Figure dataset records:
■ ■ ■
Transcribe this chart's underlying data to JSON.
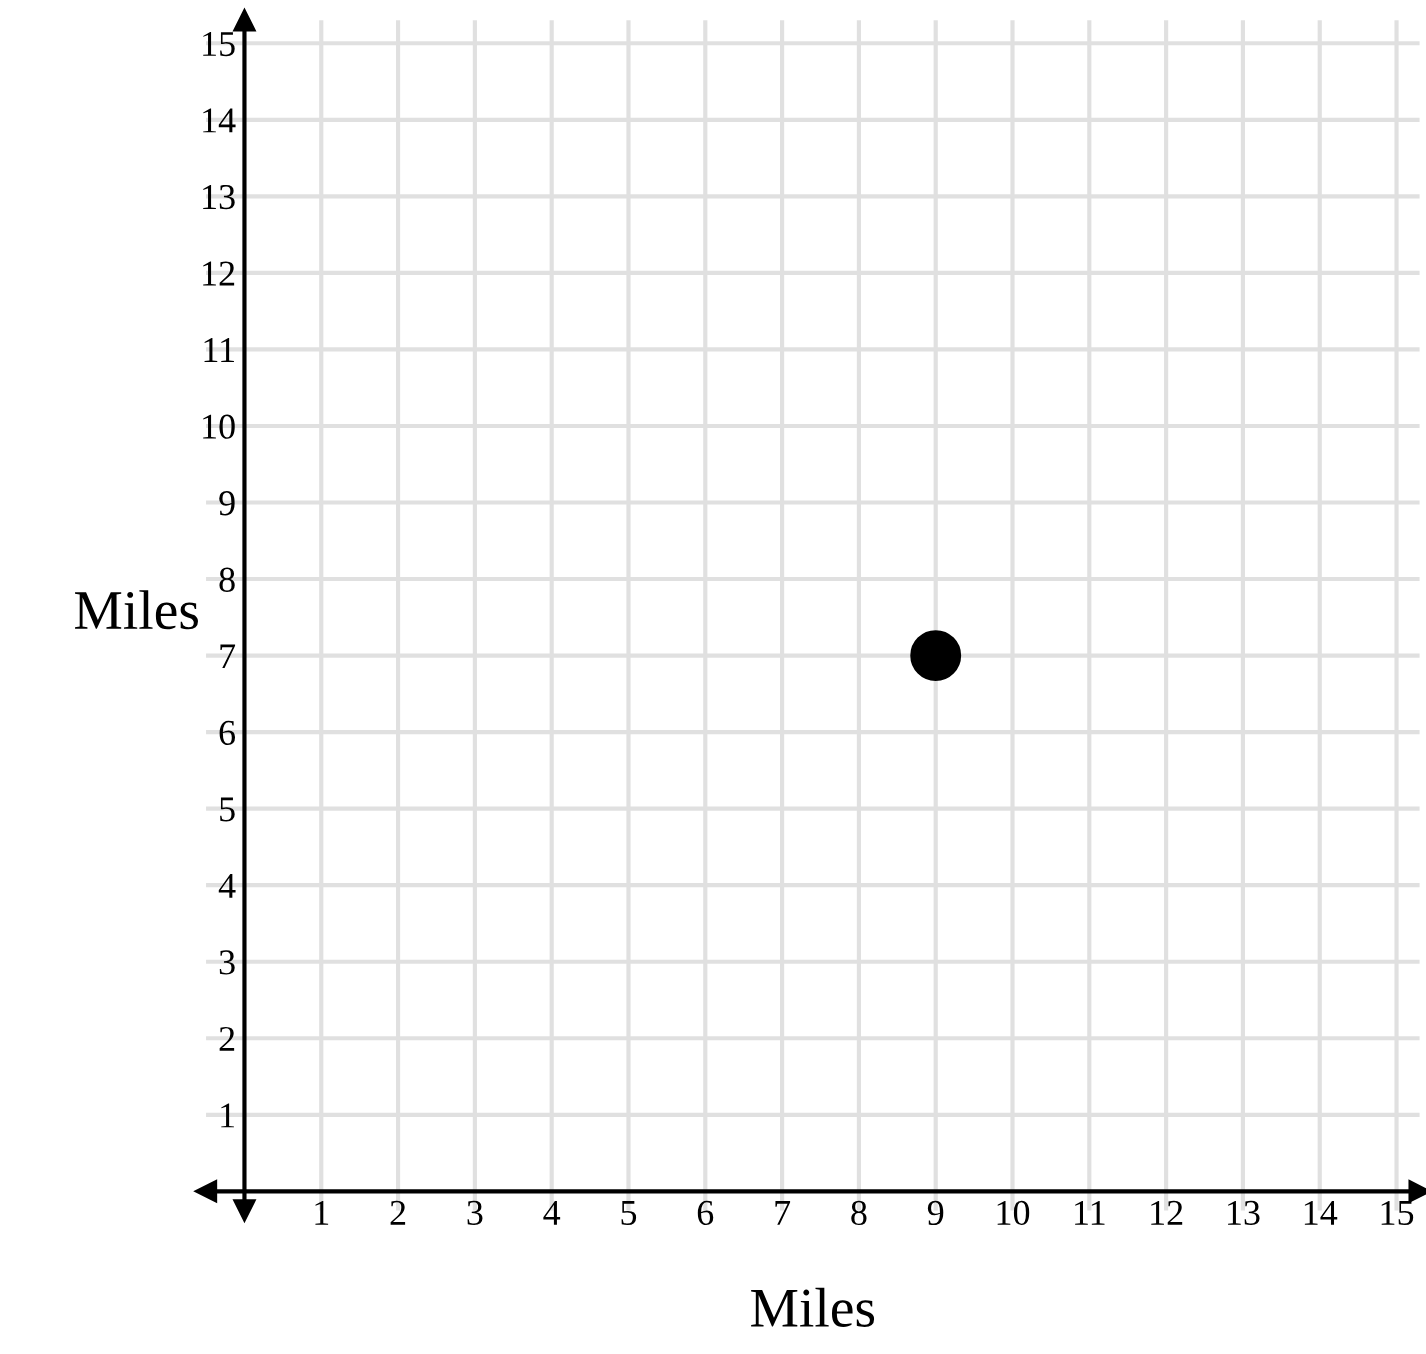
{
  "chart_data": {
    "type": "scatter",
    "xlabel": "Miles",
    "ylabel": "Miles",
    "x": [
      9
    ],
    "values": [
      7
    ],
    "color": "#000000",
    "marker": "circle",
    "xlim": [
      -0.5,
      15.3
    ],
    "ylim": [
      -0.25,
      15.3
    ],
    "xticks": [
      1,
      2,
      3,
      4,
      5,
      6,
      7,
      8,
      9,
      10,
      11,
      12,
      13,
      14,
      15
    ],
    "yticks": [
      1,
      2,
      3,
      4,
      5,
      6,
      7,
      8,
      9,
      10,
      11,
      12,
      13,
      14,
      15
    ],
    "grid": true,
    "legend": false
  }
}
■ ■ ■
**TASK BRIEF:**
Would you set down the listing exactly, omitting pictures?

**WRITTEN RESPONSE:**
Transcribe this chart's underlying data to JSON.
{
  "chart_data": {
    "type": "scatter",
    "xlabel": "Miles",
    "ylabel": "Miles",
    "x": [
      9
    ],
    "values": [
      7
    ],
    "color": "#000000",
    "marker": "circle",
    "xlim": [
      -0.5,
      15.3
    ],
    "ylim": [
      -0.25,
      15.3
    ],
    "xticks": [
      1,
      2,
      3,
      4,
      5,
      6,
      7,
      8,
      9,
      10,
      11,
      12,
      13,
      14,
      15
    ],
    "yticks": [
      1,
      2,
      3,
      4,
      5,
      6,
      7,
      8,
      9,
      10,
      11,
      12,
      13,
      14,
      15
    ],
    "grid": true,
    "legend": false
  }
}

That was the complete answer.